▶ [What the task requires]:
Go through the material below and copy all lines with "Caudal".

▶ [Dataset excerpts]:
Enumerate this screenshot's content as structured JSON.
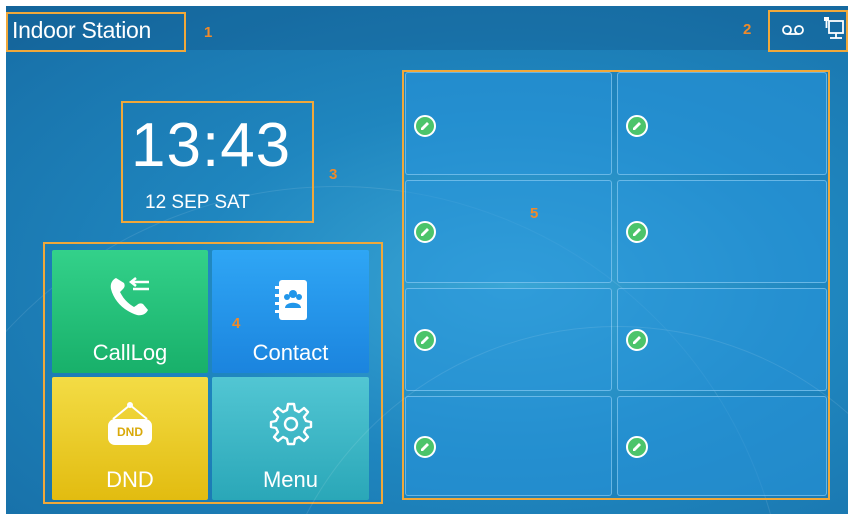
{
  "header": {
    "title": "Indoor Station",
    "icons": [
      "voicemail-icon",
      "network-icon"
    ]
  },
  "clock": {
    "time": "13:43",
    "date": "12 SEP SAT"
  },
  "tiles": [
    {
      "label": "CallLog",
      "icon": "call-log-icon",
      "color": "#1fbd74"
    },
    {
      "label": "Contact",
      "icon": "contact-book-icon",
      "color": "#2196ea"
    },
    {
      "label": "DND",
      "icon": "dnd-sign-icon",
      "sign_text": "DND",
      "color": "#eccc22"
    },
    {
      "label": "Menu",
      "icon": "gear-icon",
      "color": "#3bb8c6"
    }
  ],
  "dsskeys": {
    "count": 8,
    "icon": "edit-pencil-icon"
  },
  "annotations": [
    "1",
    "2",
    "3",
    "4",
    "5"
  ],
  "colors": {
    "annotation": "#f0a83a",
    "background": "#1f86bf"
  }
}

* * *

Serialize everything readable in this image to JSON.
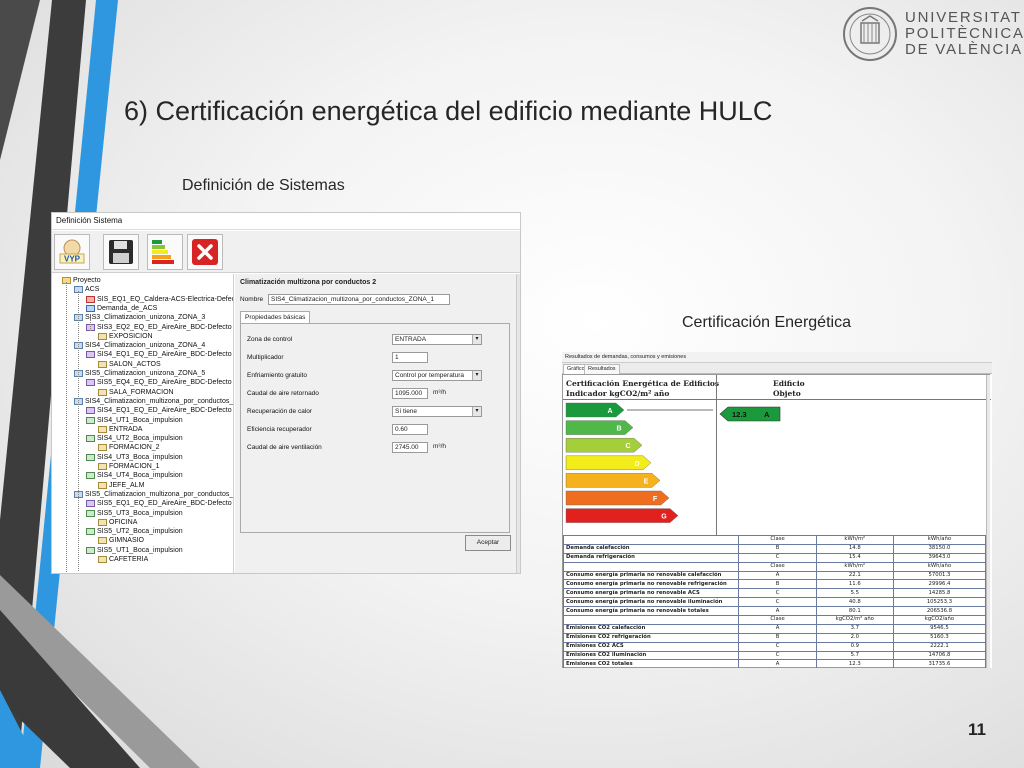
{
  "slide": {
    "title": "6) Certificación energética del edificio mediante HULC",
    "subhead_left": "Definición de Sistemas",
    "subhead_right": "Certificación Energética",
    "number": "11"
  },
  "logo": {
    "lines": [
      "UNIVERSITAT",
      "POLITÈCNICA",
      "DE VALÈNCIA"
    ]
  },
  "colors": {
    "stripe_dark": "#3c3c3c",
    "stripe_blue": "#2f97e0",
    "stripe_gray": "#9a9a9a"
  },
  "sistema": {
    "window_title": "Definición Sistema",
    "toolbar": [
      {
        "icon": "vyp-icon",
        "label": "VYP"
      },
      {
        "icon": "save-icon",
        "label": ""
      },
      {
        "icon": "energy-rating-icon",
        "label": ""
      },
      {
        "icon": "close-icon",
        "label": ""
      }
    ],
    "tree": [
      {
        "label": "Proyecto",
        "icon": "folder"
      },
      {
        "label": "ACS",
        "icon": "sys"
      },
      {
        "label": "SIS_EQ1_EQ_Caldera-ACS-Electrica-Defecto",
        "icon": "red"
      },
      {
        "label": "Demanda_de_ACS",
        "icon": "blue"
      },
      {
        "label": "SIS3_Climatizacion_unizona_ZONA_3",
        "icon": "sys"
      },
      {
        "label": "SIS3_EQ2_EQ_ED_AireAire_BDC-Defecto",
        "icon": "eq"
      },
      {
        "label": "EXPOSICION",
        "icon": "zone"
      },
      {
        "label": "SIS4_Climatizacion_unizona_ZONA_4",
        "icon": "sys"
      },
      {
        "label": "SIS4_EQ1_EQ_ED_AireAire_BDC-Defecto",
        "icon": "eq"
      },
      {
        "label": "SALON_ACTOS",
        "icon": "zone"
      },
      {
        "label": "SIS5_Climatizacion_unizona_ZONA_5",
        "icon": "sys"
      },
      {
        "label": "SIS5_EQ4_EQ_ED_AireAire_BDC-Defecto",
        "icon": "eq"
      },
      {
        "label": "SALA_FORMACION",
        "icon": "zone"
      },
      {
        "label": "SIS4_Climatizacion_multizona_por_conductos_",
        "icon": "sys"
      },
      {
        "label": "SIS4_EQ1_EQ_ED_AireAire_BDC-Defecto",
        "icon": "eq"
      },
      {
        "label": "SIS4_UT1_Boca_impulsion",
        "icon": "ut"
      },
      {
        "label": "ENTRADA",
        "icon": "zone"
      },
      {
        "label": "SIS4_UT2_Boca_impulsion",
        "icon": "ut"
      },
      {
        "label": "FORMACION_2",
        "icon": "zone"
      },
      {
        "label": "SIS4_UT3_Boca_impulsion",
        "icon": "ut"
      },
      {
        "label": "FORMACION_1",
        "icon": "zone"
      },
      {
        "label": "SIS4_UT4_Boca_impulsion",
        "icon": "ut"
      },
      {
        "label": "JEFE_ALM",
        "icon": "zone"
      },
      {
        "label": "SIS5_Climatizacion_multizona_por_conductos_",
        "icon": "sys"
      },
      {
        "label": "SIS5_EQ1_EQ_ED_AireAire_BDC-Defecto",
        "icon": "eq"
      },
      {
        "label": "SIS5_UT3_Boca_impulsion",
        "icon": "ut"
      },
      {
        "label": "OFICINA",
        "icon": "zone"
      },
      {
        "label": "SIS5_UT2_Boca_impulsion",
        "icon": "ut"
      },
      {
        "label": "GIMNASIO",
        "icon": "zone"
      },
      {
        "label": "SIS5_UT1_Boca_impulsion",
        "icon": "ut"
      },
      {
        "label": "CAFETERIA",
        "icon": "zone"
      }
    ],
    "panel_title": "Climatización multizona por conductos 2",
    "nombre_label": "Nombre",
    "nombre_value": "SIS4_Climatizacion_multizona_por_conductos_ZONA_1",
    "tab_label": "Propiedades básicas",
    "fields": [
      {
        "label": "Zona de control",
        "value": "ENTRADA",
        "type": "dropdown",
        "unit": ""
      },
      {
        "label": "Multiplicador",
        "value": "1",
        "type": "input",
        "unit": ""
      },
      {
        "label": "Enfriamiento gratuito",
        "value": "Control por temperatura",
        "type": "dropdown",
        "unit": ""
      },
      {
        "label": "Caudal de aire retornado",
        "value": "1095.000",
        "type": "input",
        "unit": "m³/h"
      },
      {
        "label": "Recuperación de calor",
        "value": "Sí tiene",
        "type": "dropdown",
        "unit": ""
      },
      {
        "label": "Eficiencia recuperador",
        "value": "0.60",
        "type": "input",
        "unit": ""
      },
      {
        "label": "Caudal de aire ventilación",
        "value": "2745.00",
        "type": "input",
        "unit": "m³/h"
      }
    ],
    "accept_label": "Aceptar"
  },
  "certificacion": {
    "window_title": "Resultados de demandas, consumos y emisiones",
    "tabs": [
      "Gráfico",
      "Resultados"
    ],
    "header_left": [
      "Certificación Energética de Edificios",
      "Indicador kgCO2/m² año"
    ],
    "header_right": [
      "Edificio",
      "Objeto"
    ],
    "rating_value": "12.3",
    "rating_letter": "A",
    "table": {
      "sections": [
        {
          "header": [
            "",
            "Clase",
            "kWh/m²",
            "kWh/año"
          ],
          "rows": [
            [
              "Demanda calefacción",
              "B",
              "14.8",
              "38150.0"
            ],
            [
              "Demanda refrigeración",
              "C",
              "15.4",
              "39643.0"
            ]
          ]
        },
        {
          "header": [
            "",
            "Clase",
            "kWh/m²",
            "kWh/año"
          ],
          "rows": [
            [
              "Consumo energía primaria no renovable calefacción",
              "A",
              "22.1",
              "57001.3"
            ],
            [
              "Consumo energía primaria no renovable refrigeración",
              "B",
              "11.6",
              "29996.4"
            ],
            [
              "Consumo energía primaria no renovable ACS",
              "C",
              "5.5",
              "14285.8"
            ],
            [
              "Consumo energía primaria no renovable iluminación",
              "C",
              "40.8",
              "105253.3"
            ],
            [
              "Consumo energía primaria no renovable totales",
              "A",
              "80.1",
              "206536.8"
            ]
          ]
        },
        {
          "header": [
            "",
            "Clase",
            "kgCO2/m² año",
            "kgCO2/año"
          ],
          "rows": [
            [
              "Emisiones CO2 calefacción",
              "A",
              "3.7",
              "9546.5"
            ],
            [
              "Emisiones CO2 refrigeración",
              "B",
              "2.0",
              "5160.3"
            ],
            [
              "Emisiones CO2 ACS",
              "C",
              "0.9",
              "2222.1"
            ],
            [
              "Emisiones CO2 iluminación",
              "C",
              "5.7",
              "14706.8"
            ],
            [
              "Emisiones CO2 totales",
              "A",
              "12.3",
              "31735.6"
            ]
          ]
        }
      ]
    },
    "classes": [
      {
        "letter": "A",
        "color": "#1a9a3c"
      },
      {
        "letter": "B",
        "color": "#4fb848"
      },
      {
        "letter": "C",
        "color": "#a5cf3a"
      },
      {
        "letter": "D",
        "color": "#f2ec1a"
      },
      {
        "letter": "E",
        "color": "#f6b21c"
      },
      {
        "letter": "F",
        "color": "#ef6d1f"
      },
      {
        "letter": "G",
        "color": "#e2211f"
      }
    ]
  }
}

▶ [Task output]:
        "label": "Caudal de aire retornado",
        "label": "Caudal de aire ventilación",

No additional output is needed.